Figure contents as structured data
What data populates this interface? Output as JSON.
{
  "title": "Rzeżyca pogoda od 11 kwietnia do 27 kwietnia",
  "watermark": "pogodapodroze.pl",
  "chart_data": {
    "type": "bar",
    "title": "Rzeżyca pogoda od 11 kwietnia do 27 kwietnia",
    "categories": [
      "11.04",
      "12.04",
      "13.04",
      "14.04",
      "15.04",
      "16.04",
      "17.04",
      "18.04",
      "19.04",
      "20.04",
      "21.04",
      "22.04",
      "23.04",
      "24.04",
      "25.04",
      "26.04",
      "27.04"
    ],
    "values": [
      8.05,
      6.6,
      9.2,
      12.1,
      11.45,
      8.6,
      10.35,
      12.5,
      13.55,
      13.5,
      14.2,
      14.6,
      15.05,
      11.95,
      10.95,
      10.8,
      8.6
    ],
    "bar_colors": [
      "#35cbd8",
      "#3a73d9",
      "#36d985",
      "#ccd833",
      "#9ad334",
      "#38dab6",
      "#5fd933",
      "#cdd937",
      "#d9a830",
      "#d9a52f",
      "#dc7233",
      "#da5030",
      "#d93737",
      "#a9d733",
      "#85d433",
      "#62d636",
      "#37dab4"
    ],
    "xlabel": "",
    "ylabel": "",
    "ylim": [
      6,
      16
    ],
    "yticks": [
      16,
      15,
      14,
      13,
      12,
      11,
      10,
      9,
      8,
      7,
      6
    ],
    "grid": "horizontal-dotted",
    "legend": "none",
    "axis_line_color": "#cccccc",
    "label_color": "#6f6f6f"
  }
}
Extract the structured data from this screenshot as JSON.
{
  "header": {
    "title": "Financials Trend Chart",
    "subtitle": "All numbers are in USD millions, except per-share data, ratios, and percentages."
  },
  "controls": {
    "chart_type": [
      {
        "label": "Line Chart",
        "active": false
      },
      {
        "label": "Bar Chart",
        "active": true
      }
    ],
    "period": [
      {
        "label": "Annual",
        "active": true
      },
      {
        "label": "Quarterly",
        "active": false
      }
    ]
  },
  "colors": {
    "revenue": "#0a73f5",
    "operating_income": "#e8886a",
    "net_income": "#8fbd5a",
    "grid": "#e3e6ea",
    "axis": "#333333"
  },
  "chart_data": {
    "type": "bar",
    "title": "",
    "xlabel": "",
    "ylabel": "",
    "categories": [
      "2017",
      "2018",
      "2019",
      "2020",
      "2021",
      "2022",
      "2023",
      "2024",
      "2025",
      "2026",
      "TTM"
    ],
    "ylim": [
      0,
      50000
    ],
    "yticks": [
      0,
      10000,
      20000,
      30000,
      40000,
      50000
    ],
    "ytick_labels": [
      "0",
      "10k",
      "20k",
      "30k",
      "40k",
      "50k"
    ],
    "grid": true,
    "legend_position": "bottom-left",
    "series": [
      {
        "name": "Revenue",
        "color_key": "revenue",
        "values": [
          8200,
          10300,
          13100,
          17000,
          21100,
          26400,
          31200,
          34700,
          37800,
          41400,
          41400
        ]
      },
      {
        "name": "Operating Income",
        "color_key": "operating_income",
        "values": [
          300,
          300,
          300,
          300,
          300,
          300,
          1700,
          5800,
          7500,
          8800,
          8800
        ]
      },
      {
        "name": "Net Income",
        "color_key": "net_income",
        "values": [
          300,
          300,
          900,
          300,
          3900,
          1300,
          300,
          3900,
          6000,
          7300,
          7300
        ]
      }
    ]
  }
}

Task to carry out
Print back all the lines verbatim.

Result
What data populates this interface? Output as JSON.
{
  "title": "Rzeżyca pogoda od 11 kwietnia do 27 kwietnia",
  "watermark": "pogodapodroze.pl",
  "chart_data": {
    "type": "bar",
    "title": "Rzeżyca pogoda od 11 kwietnia do 27 kwietnia",
    "categories": [
      "11.04",
      "12.04",
      "13.04",
      "14.04",
      "15.04",
      "16.04",
      "17.04",
      "18.04",
      "19.04",
      "20.04",
      "21.04",
      "22.04",
      "23.04",
      "24.04",
      "25.04",
      "26.04",
      "27.04"
    ],
    "values": [
      8.05,
      6.6,
      9.2,
      12.1,
      11.45,
      8.6,
      10.35,
      12.5,
      13.55,
      13.5,
      14.2,
      14.6,
      15.05,
      11.95,
      10.95,
      10.8,
      8.6
    ],
    "bar_colors": [
      "#35cbd8",
      "#3a73d9",
      "#36d985",
      "#ccd833",
      "#9ad334",
      "#38dab6",
      "#5fd933",
      "#cdd937",
      "#d9a830",
      "#d9a52f",
      "#dc7233",
      "#da5030",
      "#d93737",
      "#a9d733",
      "#85d433",
      "#62d636",
      "#37dab4"
    ],
    "xlabel": "",
    "ylabel": "",
    "ylim": [
      6,
      16
    ],
    "yticks": [
      16,
      15,
      14,
      13,
      12,
      11,
      10,
      9,
      8,
      7,
      6
    ],
    "grid": "horizontal-dotted",
    "legend": "none",
    "axis_line_color": "#cccccc",
    "label_color": "#6f6f6f"
  }
}
Extract the structured data from this screenshot as JSON.
{
  "header": {
    "title": "Financials Trend Chart",
    "subtitle": "All numbers are in USD millions, except per-share data, ratios, and percentages."
  },
  "controls": {
    "chart_type": [
      {
        "label": "Line Chart",
        "active": false
      },
      {
        "label": "Bar Chart",
        "active": true
      }
    ],
    "period": [
      {
        "label": "Annual",
        "active": true
      },
      {
        "label": "Quarterly",
        "active": false
      }
    ]
  },
  "colors": {
    "revenue": "#0a73f5",
    "operating_income": "#e8886a",
    "net_income": "#8fbd5a",
    "grid": "#e3e6ea",
    "axis": "#333333"
  },
  "chart_data": {
    "type": "bar",
    "title": "",
    "xlabel": "",
    "ylabel": "",
    "categories": [
      "2017",
      "2018",
      "2019",
      "2020",
      "2021",
      "2022",
      "2023",
      "2024",
      "2025",
      "2026",
      "TTM"
    ],
    "ylim": [
      0,
      50000
    ],
    "yticks": [
      0,
      10000,
      20000,
      30000,
      40000,
      50000
    ],
    "ytick_labels": [
      "0",
      "10k",
      "20k",
      "30k",
      "40k",
      "50k"
    ],
    "grid": true,
    "legend_position": "bottom-left",
    "series": [
      {
        "name": "Revenue",
        "color_key": "revenue",
        "values": [
          8200,
          10300,
          13100,
          17000,
          21100,
          26400,
          31200,
          34700,
          37800,
          41400,
          41400
        ]
      },
      {
        "name": "Operating Income",
        "color_key": "operating_income",
        "values": [
          300,
          300,
          300,
          300,
          300,
          300,
          1700,
          5800,
          7500,
          8800,
          8800
        ]
      },
      {
        "name": "Net Income",
        "color_key": "net_income",
        "values": [
          300,
          300,
          900,
          300,
          3900,
          1300,
          300,
          3900,
          6000,
          7300,
          7300
        ]
      }
    ]
  }
}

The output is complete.